(Stored records)
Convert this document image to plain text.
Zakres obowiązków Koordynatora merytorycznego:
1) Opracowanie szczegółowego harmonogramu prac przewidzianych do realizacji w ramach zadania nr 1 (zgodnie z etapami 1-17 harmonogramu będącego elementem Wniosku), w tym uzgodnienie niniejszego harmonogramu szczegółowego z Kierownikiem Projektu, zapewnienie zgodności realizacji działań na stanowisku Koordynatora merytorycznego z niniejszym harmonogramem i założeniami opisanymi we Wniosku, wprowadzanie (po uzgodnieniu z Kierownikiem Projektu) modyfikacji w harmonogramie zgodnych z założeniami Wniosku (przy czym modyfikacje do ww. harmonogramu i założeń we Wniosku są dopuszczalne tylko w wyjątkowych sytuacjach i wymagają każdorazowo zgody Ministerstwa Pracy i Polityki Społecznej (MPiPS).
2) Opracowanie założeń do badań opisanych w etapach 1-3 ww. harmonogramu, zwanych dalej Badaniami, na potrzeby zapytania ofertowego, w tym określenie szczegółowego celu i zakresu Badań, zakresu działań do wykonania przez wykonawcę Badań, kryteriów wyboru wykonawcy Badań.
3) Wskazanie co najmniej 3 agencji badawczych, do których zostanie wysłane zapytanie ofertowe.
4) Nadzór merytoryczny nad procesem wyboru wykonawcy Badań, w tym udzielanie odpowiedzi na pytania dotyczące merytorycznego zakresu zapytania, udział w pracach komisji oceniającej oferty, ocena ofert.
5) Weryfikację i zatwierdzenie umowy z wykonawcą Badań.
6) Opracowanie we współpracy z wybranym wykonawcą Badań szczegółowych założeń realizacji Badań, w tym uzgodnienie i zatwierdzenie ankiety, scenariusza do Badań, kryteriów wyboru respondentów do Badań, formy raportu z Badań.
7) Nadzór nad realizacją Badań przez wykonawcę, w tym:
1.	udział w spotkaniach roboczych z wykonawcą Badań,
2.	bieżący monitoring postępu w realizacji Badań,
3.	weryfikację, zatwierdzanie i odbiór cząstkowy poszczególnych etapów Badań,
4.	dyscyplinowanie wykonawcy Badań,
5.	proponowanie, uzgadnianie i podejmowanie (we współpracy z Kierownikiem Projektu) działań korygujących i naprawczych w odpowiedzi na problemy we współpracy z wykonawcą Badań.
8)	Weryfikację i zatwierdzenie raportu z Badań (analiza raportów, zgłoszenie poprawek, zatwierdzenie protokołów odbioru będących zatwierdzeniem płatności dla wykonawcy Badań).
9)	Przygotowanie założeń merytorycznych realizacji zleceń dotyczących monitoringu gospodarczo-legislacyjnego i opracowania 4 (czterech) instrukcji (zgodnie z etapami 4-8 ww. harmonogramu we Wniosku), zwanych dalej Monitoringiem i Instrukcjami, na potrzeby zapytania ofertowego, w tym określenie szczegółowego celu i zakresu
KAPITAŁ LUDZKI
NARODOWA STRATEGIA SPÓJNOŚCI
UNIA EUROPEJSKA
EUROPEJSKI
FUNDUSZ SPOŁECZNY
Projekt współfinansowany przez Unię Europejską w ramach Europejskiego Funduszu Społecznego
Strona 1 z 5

§ Stated task
Copy the records above exactly.

§ Worked solution
Convert this document image to plain text.
Zakres obowiązków Koordynatora merytorycznego:
1) Opracowanie szczegółowego harmonogramu prac przewidzianych do realizacji w ramach zadania nr 1 (zgodnie z etapami 1-17 harmonogramu będącego elementem Wniosku), w tym uzgodnienie niniejszego harmonogramu szczegółowego z Kierownikiem Projektu, zapewnienie zgodności realizacji działań na stanowisku Koordynatora merytorycznego z niniejszym harmonogramem i założeniami opisanymi we Wniosku, wprowadzanie (po uzgodnieniu z Kierownikiem Projektu) modyfikacji w harmonogramie zgodnych z założeniami Wniosku (przy czym modyfikacje do ww. harmonogramu i założeń we Wniosku są dopuszczalne tylko w wyjątkowych sytuacjach i wymagają każdorazowo zgody Ministerstwa Pracy i Polityki Społecznej (MPiPS).
2) Opracowanie założeń do badań opisanych w etapach 1-3 ww. harmonogramu, zwanych dalej Badaniami, na potrzeby zapytania ofertowego, w tym określenie szczegółowego celu i zakresu Badań, zakresu działań do wykonania przez wykonawcę Badań, kryteriów wyboru wykonawcy Badań.
3) Wskazanie co najmniej 3 agencji badawczych, do których zostanie wysłane zapytanie ofertowe.
4) Nadzór merytoryczny nad procesem wyboru wykonawcy Badań, w tym udzielanie odpowiedzi na pytania dotyczące merytorycznego zakresu zapytania, udział w pracach komisji oceniającej oferty, ocena ofert.
5) Weryfikację i zatwierdzenie umowy z wykonawcą Badań.
6) Opracowanie we współpracy z wybranym wykonawcą Badań szczegółowych założeń realizacji Badań, w tym uzgodnienie i zatwierdzenie ankiety, scenariusza do Badań, kryteriów wyboru respondentów do Badań, formy raportu z Badań.
7) Nadzór nad realizacją Badań przez wykonawcę, w tym:
1.	udział w spotkaniach roboczych z wykonawcą Badań,
2.	bieżący monitoring postępu w realizacji Badań,
3.	weryfikację, zatwierdzanie i odbiór cząstkowy poszczególnych etapów Badań,
4.	dyscyplinowanie wykonawcy Badań,
5.	proponowanie, uzgadnianie i podejmowanie (we współpracy z Kierownikiem Projektu) działań korygujących i naprawczych w odpowiedzi na problemy we współpracy z wykonawcą Badań.
8)	Weryfikację i zatwierdzenie raportu z Badań (analiza raportów, zgłoszenie poprawek, zatwierdzenie protokołów odbioru będących zatwierdzeniem płatności dla wykonawcy Badań).
9)	Przygotowanie założeń merytorycznych realizacji zleceń dotyczących monitoringu gospodarczo-legislacyjnego i opracowania 4 (czterech) instrukcji (zgodnie z etapami 4-8 ww. harmonogramu we Wniosku), zwanych dalej Monitoringiem i Instrukcjami, na potrzeby zapytania ofertowego, w tym określenie szczegółowego celu i zakresu
KAPITAŁ LUDZKI
NARODOWA STRATEGIA SPÓJNOŚCI
UNIA EUROPEJSKA
EUROPEJSKI
FUNDUSZ SPOŁECZNY
Projekt współfinansowany przez Unię Europejską w ramach Europejskiego Funduszu Społecznego
Strona 1 z 5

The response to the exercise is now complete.